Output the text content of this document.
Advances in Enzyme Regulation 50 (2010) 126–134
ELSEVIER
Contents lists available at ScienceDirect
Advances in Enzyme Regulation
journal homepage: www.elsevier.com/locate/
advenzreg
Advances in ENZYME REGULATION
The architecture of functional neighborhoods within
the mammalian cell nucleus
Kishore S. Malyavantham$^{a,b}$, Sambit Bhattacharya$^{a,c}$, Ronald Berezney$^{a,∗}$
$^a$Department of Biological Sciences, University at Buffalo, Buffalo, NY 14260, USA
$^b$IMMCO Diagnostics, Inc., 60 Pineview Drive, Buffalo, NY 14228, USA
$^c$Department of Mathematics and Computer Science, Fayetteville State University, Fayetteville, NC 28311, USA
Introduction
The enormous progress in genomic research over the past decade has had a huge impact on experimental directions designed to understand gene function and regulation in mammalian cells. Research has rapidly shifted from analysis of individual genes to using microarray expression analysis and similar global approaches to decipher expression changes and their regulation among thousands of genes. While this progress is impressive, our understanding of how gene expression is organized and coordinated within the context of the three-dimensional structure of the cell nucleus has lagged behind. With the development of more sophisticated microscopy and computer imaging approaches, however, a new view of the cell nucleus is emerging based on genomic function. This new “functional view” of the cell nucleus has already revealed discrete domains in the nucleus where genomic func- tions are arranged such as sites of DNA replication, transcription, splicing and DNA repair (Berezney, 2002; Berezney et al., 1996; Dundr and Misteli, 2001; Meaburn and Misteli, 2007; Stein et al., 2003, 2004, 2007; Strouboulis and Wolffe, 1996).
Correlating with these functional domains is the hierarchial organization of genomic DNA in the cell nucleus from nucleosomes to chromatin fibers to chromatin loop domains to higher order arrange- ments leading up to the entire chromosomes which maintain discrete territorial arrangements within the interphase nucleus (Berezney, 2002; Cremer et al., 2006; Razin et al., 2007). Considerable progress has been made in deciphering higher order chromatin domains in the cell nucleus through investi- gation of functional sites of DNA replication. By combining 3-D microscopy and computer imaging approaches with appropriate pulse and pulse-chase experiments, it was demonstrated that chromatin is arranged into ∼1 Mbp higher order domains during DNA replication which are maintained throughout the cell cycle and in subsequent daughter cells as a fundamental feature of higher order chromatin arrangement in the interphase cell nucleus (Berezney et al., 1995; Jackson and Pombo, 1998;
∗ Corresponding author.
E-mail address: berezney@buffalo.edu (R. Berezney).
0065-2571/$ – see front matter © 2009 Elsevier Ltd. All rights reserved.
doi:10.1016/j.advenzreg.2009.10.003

* * *

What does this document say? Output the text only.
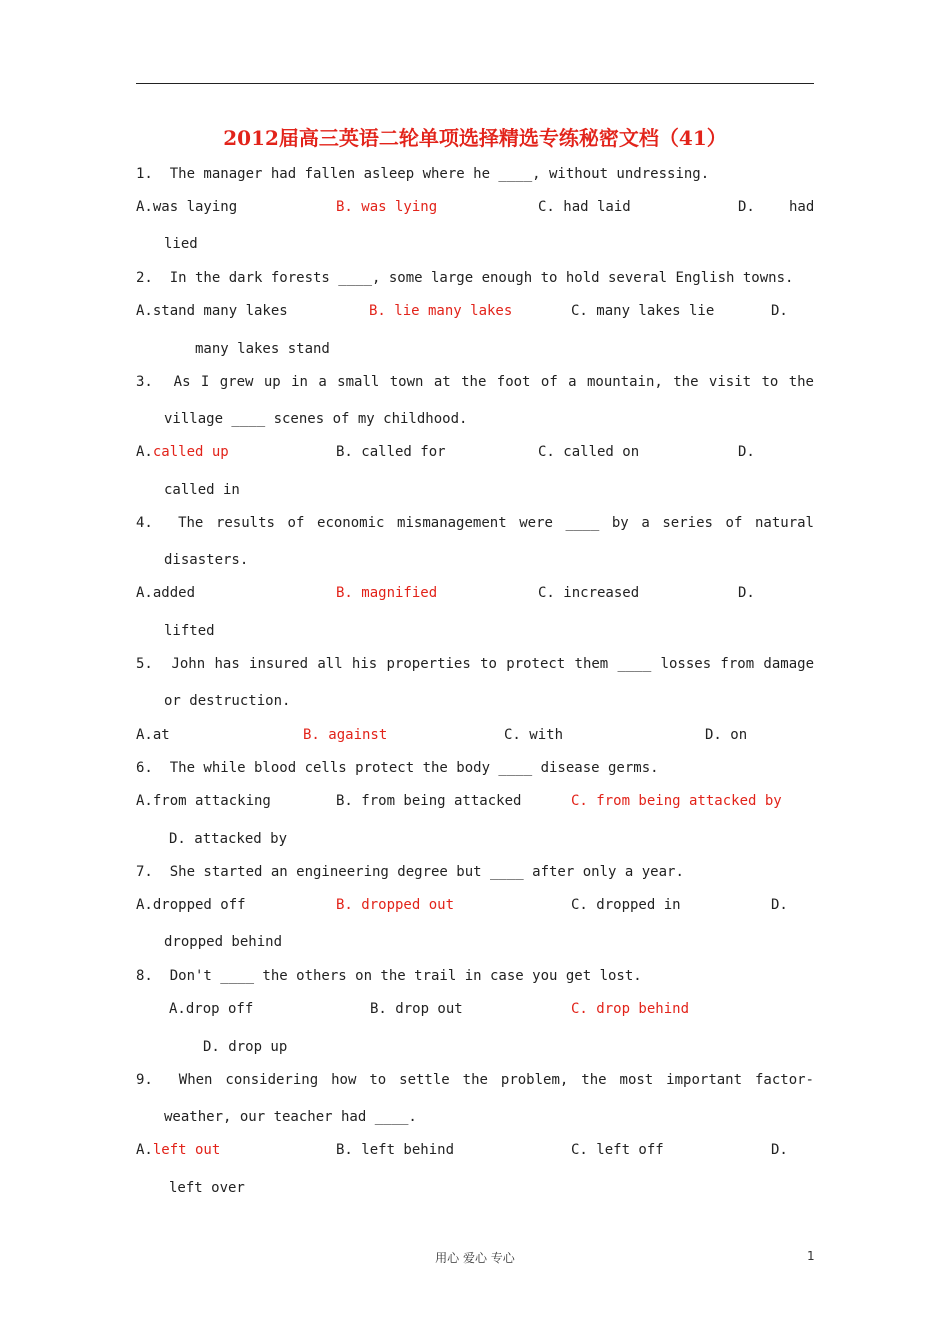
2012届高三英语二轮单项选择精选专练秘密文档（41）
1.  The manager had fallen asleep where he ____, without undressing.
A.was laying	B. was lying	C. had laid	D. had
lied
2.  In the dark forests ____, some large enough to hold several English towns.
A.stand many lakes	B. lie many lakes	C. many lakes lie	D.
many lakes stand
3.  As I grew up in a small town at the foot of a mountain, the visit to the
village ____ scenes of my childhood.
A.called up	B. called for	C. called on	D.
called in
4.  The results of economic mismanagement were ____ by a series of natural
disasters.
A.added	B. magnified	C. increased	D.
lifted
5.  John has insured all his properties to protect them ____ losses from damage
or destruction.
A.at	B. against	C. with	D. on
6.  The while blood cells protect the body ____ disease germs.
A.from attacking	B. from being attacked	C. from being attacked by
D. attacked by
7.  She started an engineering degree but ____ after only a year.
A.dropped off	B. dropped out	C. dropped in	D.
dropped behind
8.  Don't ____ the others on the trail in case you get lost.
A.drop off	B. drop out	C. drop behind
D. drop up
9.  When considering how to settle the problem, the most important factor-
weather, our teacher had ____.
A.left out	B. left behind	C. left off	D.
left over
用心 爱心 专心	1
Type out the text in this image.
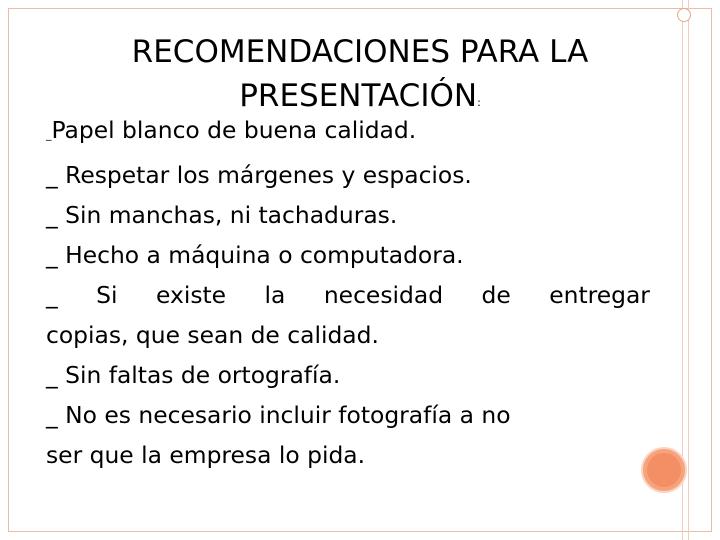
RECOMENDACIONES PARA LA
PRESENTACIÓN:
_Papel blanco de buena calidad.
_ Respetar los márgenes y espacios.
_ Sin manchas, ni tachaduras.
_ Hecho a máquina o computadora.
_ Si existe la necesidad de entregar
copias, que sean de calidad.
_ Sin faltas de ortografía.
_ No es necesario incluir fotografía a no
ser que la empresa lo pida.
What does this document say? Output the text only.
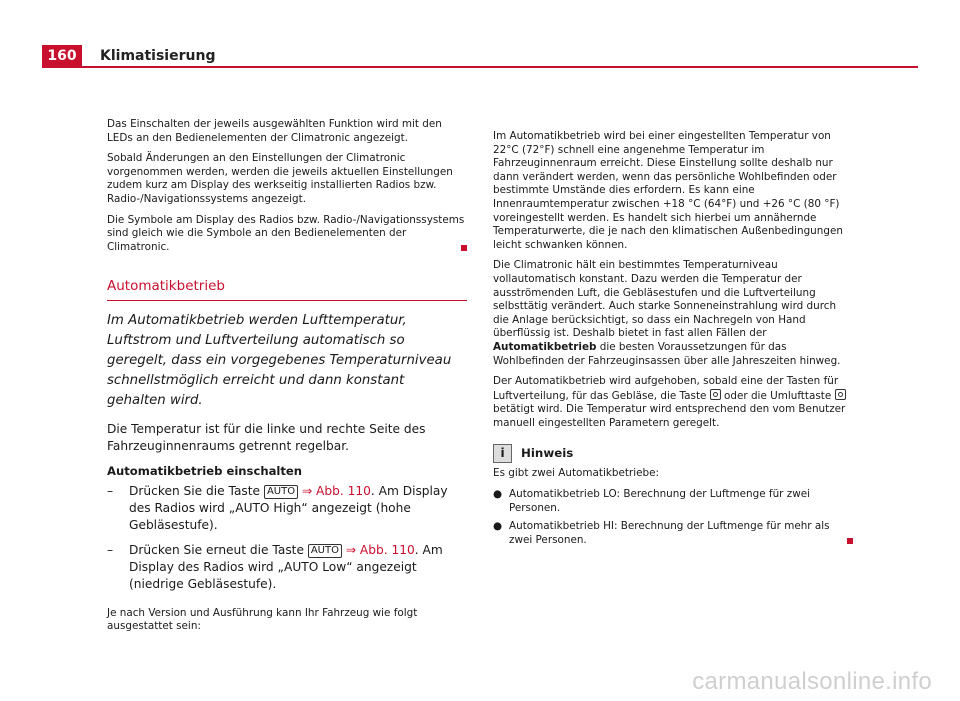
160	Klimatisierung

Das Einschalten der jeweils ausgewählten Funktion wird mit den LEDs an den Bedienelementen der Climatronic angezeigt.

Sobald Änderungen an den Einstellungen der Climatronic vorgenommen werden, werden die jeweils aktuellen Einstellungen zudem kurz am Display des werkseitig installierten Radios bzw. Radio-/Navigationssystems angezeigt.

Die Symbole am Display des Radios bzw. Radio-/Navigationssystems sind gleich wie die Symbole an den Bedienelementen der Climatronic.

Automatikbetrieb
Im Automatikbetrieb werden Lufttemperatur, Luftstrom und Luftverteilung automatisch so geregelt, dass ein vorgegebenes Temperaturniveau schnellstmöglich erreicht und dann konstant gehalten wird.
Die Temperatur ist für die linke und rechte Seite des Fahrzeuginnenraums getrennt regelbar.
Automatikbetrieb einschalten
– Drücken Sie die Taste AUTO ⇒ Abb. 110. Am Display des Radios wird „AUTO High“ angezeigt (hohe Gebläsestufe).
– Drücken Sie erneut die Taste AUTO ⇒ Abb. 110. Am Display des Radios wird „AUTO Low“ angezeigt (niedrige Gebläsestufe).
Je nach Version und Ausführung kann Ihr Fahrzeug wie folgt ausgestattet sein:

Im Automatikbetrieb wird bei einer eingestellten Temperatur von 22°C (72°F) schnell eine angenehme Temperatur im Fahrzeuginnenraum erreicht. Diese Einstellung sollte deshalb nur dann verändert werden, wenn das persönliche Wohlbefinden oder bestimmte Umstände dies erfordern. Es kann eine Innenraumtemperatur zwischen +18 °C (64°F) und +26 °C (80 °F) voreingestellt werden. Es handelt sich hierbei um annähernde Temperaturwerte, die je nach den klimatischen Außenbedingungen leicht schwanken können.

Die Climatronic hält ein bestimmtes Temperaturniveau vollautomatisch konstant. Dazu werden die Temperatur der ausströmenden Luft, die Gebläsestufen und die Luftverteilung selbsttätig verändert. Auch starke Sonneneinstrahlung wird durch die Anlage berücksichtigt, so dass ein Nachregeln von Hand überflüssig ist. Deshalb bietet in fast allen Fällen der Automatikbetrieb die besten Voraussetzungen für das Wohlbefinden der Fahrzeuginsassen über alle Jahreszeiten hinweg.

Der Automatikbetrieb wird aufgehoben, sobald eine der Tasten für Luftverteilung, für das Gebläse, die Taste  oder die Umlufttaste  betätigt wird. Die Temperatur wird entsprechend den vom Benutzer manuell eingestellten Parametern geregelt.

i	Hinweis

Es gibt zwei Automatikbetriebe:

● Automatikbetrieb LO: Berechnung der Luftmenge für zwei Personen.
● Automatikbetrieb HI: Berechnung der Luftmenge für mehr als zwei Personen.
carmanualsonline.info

---

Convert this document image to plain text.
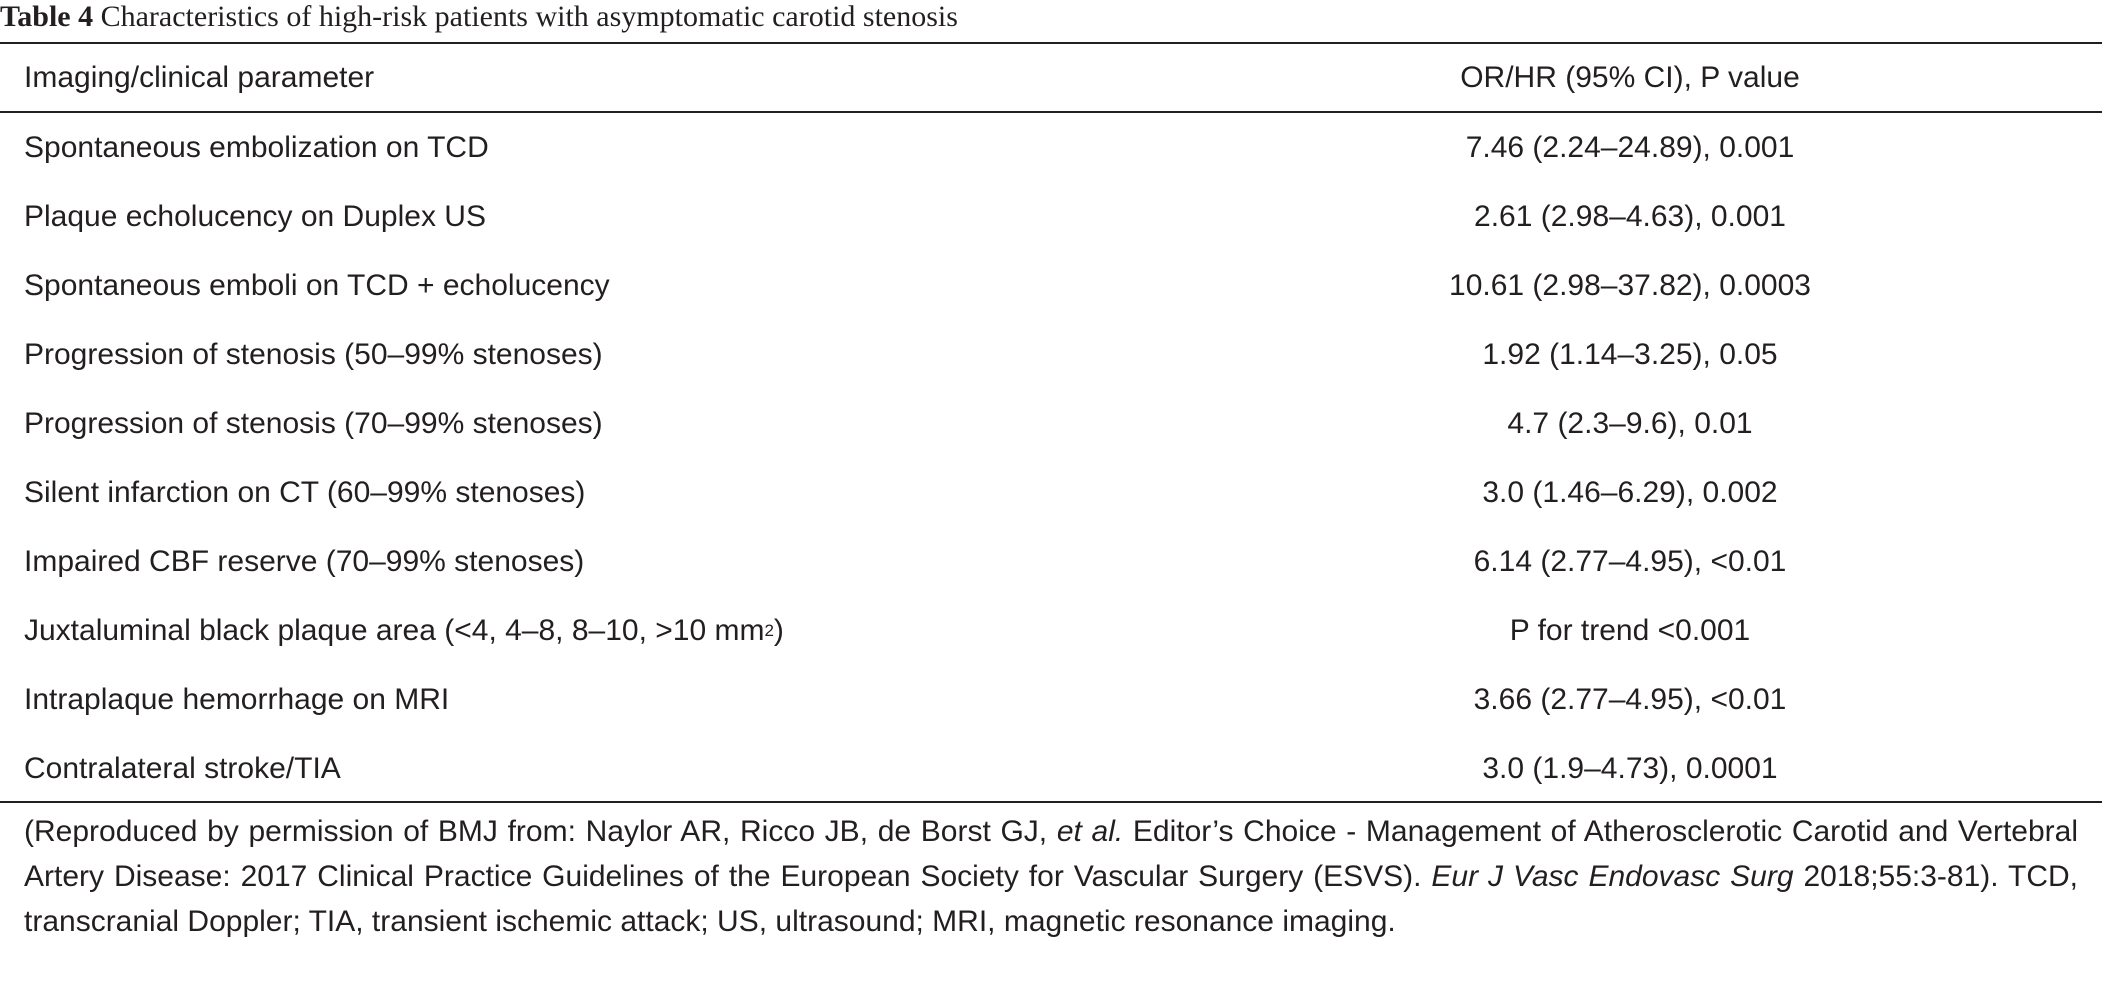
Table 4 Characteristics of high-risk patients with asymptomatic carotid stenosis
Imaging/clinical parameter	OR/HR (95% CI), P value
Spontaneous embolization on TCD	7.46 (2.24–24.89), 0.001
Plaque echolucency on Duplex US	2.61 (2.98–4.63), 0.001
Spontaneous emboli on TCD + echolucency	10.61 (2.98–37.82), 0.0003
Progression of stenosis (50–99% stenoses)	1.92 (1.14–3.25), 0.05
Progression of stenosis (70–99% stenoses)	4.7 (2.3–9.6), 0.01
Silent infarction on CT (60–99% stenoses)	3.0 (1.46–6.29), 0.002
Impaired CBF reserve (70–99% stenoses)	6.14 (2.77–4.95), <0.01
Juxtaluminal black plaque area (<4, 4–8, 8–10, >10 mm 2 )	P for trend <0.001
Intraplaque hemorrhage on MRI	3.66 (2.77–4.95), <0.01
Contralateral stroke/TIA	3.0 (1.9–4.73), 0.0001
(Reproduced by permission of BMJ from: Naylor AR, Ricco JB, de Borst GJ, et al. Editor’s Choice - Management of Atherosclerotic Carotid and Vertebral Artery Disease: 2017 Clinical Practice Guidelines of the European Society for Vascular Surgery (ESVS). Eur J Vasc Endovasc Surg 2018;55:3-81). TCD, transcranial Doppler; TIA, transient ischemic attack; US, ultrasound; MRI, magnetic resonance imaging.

- Assigned task
The expected result is every line from the material above that includes "Taste".

- Exercise solution
– Drücken Sie die Taste AUTO ⇒ Abb. 110. Am Display des Radios wird „AUTO High“ angezeigt (hohe Gebläsestufe).
– Drücken Sie erneut die Taste AUTO ⇒ Abb. 110. Am Display des Radios wird „AUTO Low“ angezeigt (niedrige Gebläsestufe).
Der Automatikbetrieb wird aufgehoben, sobald eine der Tasten für Luftverteilung, für das Gebläse, die Taste  oder die Umlufttaste  betätigt wird. Die Temperatur wird entsprechend den vom Benutzer manuell eingestellten Parametern geregelt.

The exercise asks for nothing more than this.